-- Begin DATA SUPPLIED --

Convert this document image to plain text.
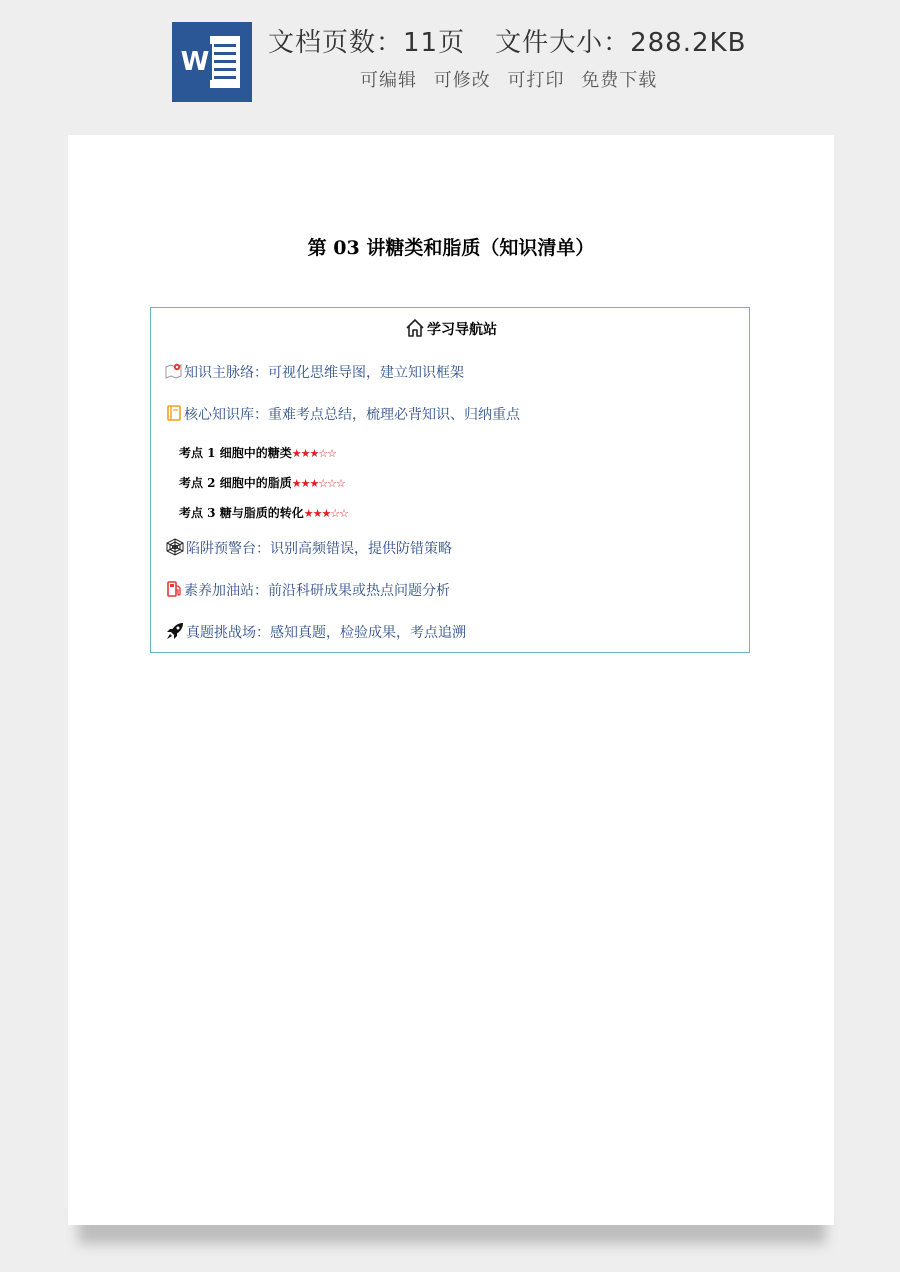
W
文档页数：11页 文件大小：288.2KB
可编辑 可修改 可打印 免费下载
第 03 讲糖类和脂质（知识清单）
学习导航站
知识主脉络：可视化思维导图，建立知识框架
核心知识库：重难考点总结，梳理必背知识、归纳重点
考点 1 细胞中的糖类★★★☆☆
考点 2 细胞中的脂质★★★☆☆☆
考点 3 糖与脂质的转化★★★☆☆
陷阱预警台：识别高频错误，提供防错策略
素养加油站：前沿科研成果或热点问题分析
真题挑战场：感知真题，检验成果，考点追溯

-- End DATA SUPPLIED --

AIM -> Leave out the pictures and copy the rest of the material above exactly.

ANSWER IN FULL ->
Convert this document image to plain text.
W
文档页数：11页 文件大小：288.2KB
可编辑 可修改 可打印 免费下载
第 03 讲糖类和脂质（知识清单）
学习导航站
知识主脉络：可视化思维导图，建立知识框架
核心知识库：重难考点总结，梳理必背知识、归纳重点
考点 1 细胞中的糖类★★★☆☆
考点 2 细胞中的脂质★★★☆☆☆
考点 3 糖与脂质的转化★★★☆☆
陷阱预警台：识别高频错误，提供防错策略
素养加油站：前沿科研成果或热点问题分析
真题挑战场：感知真题，检验成果，考点追溯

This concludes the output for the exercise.